Filter the records below for the word "underlying". Copy each line that holds it.

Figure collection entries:
* * *
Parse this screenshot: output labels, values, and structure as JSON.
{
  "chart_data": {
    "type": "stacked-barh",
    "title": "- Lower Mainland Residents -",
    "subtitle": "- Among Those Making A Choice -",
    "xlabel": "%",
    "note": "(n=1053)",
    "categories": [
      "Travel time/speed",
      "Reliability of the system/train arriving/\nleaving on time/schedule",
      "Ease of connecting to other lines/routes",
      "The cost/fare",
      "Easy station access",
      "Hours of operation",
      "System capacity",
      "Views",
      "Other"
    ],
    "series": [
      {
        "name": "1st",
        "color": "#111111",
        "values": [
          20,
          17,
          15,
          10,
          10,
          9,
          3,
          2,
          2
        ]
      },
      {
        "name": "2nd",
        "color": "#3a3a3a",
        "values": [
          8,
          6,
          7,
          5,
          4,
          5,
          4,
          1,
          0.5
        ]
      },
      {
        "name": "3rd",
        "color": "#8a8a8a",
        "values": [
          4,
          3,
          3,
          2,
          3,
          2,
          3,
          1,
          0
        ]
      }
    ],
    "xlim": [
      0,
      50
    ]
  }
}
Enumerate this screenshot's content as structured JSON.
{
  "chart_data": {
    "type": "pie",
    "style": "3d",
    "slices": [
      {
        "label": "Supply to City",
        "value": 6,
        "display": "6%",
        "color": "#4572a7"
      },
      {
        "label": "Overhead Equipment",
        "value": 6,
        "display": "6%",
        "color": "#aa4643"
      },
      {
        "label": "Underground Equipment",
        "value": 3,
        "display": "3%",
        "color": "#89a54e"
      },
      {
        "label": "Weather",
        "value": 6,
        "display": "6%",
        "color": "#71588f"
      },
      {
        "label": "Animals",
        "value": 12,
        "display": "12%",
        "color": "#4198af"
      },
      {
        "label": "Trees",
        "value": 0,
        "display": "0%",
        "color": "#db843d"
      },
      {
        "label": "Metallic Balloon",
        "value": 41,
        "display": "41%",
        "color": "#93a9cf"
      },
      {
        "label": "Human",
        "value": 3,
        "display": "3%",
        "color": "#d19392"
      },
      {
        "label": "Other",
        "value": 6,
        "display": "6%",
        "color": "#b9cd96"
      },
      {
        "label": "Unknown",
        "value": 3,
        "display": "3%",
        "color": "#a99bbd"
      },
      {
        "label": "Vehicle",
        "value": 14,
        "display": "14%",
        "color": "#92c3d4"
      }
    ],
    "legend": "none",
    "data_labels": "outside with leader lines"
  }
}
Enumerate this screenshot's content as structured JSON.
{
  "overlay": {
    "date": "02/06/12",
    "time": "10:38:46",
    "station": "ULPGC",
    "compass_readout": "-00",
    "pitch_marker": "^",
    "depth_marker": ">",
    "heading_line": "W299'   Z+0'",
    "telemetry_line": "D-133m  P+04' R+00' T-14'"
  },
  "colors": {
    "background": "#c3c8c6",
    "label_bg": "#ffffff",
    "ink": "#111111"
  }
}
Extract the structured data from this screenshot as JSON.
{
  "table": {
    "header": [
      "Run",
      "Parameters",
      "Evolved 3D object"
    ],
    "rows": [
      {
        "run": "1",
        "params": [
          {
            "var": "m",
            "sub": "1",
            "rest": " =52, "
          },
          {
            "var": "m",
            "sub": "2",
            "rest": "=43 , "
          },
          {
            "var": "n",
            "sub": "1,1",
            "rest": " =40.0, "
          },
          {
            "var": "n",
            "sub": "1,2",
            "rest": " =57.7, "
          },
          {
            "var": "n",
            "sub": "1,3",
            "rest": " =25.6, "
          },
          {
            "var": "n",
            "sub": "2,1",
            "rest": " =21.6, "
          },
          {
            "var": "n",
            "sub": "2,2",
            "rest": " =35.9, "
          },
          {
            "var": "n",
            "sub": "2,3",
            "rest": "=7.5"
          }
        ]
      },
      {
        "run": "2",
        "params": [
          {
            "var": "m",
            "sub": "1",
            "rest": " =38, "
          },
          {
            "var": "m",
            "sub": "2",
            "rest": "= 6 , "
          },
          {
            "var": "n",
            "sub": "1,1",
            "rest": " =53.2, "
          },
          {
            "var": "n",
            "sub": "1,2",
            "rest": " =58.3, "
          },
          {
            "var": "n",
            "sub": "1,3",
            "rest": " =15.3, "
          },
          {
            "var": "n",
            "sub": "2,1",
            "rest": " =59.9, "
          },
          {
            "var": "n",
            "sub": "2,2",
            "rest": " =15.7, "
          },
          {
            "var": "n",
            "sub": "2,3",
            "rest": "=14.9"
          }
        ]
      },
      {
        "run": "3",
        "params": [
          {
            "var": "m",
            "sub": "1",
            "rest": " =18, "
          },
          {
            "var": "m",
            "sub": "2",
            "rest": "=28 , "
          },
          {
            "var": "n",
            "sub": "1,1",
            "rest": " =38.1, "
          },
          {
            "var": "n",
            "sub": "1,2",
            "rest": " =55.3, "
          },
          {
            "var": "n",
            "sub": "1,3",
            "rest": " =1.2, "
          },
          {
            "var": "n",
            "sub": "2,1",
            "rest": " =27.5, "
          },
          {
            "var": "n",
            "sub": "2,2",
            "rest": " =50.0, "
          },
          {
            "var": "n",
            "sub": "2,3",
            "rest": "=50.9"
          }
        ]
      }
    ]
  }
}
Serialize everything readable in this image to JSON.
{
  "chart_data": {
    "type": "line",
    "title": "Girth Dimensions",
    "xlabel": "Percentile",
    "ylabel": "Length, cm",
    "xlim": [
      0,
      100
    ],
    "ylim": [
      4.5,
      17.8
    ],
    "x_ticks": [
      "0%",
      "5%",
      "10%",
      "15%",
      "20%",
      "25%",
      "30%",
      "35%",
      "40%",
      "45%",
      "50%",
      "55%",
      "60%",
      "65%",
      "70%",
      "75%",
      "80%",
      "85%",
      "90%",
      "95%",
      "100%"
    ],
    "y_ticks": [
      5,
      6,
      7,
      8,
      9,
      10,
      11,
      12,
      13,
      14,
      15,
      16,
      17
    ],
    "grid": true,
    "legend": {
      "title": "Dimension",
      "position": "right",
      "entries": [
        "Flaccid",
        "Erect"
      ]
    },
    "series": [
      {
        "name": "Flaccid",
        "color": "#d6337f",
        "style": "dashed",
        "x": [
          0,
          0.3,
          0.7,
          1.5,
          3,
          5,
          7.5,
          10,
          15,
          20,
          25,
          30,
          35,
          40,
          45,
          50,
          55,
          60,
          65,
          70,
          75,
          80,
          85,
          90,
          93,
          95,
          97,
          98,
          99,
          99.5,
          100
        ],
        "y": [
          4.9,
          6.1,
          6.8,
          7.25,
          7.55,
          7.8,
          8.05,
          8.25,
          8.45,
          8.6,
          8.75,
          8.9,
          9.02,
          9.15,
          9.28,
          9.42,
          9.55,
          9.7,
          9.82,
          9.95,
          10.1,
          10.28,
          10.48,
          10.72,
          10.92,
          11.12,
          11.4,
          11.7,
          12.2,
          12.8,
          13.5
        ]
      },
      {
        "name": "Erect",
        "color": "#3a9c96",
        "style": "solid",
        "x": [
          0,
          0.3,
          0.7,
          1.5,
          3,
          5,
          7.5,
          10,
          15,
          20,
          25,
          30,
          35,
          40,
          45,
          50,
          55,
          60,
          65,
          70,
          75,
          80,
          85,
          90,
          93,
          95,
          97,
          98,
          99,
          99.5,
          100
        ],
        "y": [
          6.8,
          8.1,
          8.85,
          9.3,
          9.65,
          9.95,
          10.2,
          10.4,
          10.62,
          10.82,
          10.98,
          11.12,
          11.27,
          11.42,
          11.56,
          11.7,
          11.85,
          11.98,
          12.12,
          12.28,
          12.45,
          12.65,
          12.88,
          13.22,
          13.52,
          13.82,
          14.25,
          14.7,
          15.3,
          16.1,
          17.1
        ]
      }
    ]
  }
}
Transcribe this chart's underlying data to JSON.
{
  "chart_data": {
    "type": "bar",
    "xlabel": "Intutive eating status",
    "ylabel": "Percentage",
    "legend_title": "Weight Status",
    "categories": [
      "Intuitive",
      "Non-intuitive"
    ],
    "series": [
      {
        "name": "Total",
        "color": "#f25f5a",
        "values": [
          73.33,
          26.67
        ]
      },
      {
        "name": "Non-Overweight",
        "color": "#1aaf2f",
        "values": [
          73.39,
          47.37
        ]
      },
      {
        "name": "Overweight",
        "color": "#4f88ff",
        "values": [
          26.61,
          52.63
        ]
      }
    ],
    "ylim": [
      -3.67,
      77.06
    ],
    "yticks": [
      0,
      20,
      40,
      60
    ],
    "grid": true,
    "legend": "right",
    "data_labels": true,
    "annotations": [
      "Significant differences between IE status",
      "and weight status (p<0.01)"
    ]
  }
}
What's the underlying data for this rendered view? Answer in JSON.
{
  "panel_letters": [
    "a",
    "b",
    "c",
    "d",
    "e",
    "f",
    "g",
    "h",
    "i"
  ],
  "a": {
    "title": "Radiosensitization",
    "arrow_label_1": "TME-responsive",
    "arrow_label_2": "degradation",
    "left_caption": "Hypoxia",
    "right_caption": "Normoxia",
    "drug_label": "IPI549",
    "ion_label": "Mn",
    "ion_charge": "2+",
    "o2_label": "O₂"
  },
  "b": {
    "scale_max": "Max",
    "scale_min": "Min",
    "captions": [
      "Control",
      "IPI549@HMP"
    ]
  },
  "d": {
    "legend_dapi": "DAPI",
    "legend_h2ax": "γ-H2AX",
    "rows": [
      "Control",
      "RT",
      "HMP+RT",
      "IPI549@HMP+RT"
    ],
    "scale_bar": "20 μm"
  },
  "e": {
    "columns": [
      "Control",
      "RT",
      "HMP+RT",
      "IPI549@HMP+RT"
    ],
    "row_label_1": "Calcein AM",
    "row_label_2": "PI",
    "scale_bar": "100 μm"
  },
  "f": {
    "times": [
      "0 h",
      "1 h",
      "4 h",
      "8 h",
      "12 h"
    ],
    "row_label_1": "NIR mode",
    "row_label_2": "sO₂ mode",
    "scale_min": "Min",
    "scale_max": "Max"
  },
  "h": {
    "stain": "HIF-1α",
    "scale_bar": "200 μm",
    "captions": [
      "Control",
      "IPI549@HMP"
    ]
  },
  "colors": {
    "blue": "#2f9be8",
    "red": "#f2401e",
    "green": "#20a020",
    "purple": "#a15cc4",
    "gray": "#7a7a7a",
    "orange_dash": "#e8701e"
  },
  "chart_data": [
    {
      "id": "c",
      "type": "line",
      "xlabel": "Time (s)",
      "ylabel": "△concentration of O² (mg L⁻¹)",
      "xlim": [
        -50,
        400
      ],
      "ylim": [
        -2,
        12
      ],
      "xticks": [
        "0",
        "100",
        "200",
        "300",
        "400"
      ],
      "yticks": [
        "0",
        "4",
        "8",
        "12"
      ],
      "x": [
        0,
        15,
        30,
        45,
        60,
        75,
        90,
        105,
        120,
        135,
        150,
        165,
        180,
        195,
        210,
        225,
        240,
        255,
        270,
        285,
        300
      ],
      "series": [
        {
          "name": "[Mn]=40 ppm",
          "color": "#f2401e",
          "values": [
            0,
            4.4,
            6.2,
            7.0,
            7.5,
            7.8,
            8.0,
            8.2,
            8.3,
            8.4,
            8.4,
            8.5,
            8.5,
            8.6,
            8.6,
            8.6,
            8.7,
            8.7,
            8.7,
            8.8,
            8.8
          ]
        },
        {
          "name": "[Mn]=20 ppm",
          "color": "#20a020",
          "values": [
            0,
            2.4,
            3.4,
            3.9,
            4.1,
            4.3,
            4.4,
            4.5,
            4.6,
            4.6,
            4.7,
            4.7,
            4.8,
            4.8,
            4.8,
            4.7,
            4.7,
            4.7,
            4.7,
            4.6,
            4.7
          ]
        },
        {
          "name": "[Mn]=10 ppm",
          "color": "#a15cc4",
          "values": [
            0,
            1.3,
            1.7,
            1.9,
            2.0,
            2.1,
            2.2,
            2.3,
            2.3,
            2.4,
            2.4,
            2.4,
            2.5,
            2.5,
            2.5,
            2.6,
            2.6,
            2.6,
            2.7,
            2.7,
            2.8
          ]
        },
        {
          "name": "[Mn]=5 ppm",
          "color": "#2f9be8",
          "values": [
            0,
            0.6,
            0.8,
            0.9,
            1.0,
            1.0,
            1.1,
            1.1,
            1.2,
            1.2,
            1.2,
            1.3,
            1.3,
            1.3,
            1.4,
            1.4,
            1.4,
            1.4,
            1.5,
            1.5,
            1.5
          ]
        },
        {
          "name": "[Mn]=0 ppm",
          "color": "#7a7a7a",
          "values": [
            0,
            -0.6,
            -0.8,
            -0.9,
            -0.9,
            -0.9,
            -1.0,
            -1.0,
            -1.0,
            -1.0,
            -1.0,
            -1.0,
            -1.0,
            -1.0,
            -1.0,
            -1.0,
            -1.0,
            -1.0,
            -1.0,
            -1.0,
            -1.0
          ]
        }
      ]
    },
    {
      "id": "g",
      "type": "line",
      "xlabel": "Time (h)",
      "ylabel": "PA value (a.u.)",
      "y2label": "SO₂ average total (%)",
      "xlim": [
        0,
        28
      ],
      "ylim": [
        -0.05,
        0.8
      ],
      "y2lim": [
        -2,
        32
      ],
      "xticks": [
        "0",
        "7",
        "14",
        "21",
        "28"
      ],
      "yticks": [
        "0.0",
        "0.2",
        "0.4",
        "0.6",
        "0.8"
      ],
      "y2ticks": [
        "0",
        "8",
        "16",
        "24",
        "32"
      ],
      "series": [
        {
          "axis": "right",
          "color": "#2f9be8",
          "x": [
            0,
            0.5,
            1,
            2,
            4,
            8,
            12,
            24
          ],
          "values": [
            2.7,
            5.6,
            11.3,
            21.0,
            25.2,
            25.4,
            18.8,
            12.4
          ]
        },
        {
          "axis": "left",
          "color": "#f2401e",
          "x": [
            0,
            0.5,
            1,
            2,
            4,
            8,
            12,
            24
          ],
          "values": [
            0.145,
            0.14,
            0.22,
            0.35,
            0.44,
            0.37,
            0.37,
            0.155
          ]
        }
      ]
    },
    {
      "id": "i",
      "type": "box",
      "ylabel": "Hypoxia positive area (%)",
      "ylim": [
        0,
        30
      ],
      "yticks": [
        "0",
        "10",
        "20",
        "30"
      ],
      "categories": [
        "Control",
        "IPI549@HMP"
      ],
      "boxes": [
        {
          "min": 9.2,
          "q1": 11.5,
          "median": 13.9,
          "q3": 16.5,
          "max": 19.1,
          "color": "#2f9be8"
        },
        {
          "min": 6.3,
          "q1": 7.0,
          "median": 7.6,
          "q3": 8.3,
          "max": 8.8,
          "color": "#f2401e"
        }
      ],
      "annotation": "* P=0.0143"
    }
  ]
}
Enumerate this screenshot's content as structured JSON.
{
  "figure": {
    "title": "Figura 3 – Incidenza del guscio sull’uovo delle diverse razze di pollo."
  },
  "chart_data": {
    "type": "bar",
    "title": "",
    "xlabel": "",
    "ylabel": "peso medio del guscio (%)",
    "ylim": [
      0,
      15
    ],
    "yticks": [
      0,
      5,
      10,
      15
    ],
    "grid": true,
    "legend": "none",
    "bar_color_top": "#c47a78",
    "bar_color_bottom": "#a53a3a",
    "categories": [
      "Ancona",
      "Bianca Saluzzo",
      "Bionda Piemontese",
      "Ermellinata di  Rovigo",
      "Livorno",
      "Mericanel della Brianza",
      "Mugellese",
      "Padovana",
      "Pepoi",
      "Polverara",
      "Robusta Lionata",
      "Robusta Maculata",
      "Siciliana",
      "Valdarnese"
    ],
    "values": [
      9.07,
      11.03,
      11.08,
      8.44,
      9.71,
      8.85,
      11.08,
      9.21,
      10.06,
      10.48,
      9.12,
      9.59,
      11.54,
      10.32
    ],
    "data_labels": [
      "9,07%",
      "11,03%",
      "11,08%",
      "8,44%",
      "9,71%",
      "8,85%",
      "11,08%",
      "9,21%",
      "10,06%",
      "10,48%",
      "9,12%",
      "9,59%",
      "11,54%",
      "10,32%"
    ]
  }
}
* * *
Result of the task →
Transcribe this chart's underlying data to JSON.
What's the underlying data for this rendered view? Answer in JSON.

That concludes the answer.